Present the data once more in exactly its original form.

[Records]
──────
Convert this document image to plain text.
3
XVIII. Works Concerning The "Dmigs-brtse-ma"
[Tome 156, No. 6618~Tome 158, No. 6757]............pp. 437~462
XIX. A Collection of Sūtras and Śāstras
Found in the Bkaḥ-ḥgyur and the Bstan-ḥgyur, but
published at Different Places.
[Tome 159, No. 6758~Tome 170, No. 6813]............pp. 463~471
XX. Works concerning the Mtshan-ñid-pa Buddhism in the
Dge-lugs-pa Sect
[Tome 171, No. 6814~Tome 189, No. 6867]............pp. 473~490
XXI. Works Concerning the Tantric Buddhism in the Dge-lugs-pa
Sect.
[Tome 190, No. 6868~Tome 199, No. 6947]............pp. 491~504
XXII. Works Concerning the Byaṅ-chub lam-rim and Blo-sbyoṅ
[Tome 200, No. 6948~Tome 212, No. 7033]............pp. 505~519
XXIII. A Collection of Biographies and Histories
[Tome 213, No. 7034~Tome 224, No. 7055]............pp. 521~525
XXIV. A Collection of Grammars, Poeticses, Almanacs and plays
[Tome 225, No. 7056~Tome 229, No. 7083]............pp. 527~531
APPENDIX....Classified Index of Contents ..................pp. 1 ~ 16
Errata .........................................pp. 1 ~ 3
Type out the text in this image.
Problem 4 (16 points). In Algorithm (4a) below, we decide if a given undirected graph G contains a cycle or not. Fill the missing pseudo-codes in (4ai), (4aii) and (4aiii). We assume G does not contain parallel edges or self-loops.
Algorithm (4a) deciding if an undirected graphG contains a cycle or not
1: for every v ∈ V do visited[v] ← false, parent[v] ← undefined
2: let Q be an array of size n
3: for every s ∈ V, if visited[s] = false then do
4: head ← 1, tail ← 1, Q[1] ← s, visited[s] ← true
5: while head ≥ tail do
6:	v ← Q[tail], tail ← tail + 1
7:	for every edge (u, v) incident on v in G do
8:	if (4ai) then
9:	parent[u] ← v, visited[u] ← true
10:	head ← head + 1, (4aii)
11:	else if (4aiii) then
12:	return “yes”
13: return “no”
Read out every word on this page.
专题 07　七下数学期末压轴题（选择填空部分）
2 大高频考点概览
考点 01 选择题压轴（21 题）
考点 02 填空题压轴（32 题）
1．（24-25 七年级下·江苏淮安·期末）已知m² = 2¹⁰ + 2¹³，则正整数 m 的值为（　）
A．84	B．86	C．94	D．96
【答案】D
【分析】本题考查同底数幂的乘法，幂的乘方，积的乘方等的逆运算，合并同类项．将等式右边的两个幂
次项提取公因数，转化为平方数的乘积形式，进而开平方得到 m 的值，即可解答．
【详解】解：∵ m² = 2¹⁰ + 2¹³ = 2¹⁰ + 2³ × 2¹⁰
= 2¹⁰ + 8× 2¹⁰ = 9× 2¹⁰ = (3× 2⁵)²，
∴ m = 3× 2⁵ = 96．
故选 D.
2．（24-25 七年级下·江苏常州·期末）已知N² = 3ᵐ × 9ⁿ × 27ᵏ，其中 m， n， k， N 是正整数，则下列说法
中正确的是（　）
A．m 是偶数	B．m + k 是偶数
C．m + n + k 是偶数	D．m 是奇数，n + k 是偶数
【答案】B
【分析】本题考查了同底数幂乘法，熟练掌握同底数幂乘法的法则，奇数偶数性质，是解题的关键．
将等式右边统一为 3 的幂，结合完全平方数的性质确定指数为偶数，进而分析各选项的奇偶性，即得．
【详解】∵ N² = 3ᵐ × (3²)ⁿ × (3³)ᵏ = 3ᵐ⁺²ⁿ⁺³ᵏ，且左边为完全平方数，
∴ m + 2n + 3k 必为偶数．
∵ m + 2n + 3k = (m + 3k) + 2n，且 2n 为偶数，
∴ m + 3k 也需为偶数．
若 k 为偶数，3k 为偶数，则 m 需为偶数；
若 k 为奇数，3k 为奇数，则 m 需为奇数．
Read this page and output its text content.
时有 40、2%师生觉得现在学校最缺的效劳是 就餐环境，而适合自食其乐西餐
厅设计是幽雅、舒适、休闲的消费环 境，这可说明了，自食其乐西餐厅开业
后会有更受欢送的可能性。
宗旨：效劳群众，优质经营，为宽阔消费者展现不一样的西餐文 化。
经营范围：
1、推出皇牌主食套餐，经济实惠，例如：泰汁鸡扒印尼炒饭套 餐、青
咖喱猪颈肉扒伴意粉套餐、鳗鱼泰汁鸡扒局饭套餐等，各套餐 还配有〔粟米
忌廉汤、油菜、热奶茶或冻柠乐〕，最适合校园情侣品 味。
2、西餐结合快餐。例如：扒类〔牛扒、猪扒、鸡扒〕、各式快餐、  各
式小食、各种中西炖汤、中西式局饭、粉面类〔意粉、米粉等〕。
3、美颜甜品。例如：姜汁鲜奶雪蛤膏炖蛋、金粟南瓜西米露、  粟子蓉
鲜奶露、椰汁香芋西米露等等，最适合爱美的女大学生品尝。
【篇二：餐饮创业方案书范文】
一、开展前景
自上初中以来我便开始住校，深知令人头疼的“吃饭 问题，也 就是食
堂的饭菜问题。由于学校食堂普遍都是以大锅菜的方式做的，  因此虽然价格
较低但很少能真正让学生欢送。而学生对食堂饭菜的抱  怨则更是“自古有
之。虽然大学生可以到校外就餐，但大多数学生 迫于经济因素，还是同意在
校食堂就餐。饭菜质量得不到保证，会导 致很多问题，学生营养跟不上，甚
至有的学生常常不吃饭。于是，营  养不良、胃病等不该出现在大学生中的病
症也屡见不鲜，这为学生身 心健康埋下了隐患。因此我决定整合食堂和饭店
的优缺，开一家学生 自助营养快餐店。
──────
**FULL OUTPUT:**
Convert this document image to plain text.
3
XVIII. Works Concerning The "Dmigs-brtse-ma"
[Tome 156, No. 6618~Tome 158, No. 6757]............pp. 437~462
XIX. A Collection of Sūtras and Śāstras
Found in the Bkaḥ-ḥgyur and the Bstan-ḥgyur, but
published at Different Places.
[Tome 159, No. 6758~Tome 170, No. 6813]............pp. 463~471
XX. Works concerning the Mtshan-ñid-pa Buddhism in the
Dge-lugs-pa Sect
[Tome 171, No. 6814~Tome 189, No. 6867]............pp. 473~490
XXI. Works Concerning the Tantric Buddhism in the Dge-lugs-pa
Sect.
[Tome 190, No. 6868~Tome 199, No. 6947]............pp. 491~504
XXII. Works Concerning the Byaṅ-chub lam-rim and Blo-sbyoṅ
[Tome 200, No. 6948~Tome 212, No. 7033]............pp. 505~519
XXIII. A Collection of Biographies and Histories
[Tome 213, No. 7034~Tome 224, No. 7055]............pp. 521~525
XXIV. A Collection of Grammars, Poeticses, Almanacs and plays
[Tome 225, No. 7056~Tome 229, No. 7083]............pp. 527~531
APPENDIX....Classified Index of Contents ..................pp. 1 ~ 16
Errata .........................................pp. 1 ~ 3
Type out the text in this image.
Problem 4 (16 points). In Algorithm (4a) below, we decide if a given undirected graph G contains a cycle or not. Fill the missing pseudo-codes in (4ai), (4aii) and (4aiii). We assume G does not contain parallel edges or self-loops.
Algorithm (4a) deciding if an undirected graphG contains a cycle or not
1: for every v ∈ V do visited[v] ← false, parent[v] ← undefined
2: let Q be an array of size n
3: for every s ∈ V, if visited[s] = false then do
4: head ← 1, tail ← 1, Q[1] ← s, visited[s] ← true
5: while head ≥ tail do
6:	v ← Q[tail], tail ← tail + 1
7:	for every edge (u, v) incident on v in G do
8:	if (4ai) then
9:	parent[u] ← v, visited[u] ← true
10:	head ← head + 1, (4aii)
11:	else if (4aiii) then
12:	return “yes”
13: return “no”
Read out every word on this page.
专题 07　七下数学期末压轴题（选择填空部分）
2 大高频考点概览
考点 01 选择题压轴（21 题）
考点 02 填空题压轴（32 题）
1．（24-25 七年级下·江苏淮安·期末）已知m² = 2¹⁰ + 2¹³，则正整数 m 的值为（　）
A．84	B．86	C．94	D．96
【答案】D
【分析】本题考查同底数幂的乘法，幂的乘方，积的乘方等的逆运算，合并同类项．将等式右边的两个幂
次项提取公因数，转化为平方数的乘积形式，进而开平方得到 m 的值，即可解答．
【详解】解：∵ m² = 2¹⁰ + 2¹³ = 2¹⁰ + 2³ × 2¹⁰
= 2¹⁰ + 8× 2¹⁰ = 9× 2¹⁰ = (3× 2⁵)²，
∴ m = 3× 2⁵ = 96．
故选 D.
2．（24-25 七年级下·江苏常州·期末）已知N² = 3ᵐ × 9ⁿ × 27ᵏ，其中 m， n， k， N 是正整数，则下列说法
中正确的是（　）
A．m 是偶数	B．m + k 是偶数
C．m + n + k 是偶数	D．m 是奇数，n + k 是偶数
【答案】B
【分析】本题考查了同底数幂乘法，熟练掌握同底数幂乘法的法则，奇数偶数性质，是解题的关键．
将等式右边统一为 3 的幂，结合完全平方数的性质确定指数为偶数，进而分析各选项的奇偶性，即得．
【详解】∵ N² = 3ᵐ × (3²)ⁿ × (3³)ᵏ = 3ᵐ⁺²ⁿ⁺³ᵏ，且左边为完全平方数，
∴ m + 2n + 3k 必为偶数．
∵ m + 2n + 3k = (m + 3k) + 2n，且 2n 为偶数，
∴ m + 3k 也需为偶数．
若 k 为偶数，3k 为偶数，则 m 需为偶数；
若 k 为奇数，3k 为奇数，则 m 需为奇数．
Read this page and output its text content.
时有 40、2%师生觉得现在学校最缺的效劳是 就餐环境，而适合自食其乐西餐
厅设计是幽雅、舒适、休闲的消费环 境，这可说明了，自食其乐西餐厅开业
后会有更受欢送的可能性。
宗旨：效劳群众，优质经营，为宽阔消费者展现不一样的西餐文 化。
经营范围：
1、推出皇牌主食套餐，经济实惠，例如：泰汁鸡扒印尼炒饭套 餐、青
咖喱猪颈肉扒伴意粉套餐、鳗鱼泰汁鸡扒局饭套餐等，各套餐 还配有〔粟米
忌廉汤、油菜、热奶茶或冻柠乐〕，最适合校园情侣品 味。
2、西餐结合快餐。例如：扒类〔牛扒、猪扒、鸡扒〕、各式快餐、  各
式小食、各种中西炖汤、中西式局饭、粉面类〔意粉、米粉等〕。
3、美颜甜品。例如：姜汁鲜奶雪蛤膏炖蛋、金粟南瓜西米露、  粟子蓉
鲜奶露、椰汁香芋西米露等等，最适合爱美的女大学生品尝。
【篇二：餐饮创业方案书范文】
一、开展前景
自上初中以来我便开始住校，深知令人头疼的“吃饭 问题，也 就是食
堂的饭菜问题。由于学校食堂普遍都是以大锅菜的方式做的，  因此虽然价格
较低但很少能真正让学生欢送。而学生对食堂饭菜的抱  怨则更是“自古有
之。虽然大学生可以到校外就餐，但大多数学生 迫于经济因素，还是同意在
校食堂就餐。饭菜质量得不到保证，会导 致很多问题，学生营养跟不上，甚
至有的学生常常不吃饭。于是，营  养不良、胃病等不该出现在大学生中的病
症也屡见不鲜，这为学生身 心健康埋下了隐患。因此我决定整合食堂和饭店
的优缺，开一家学生 自助营养快餐店。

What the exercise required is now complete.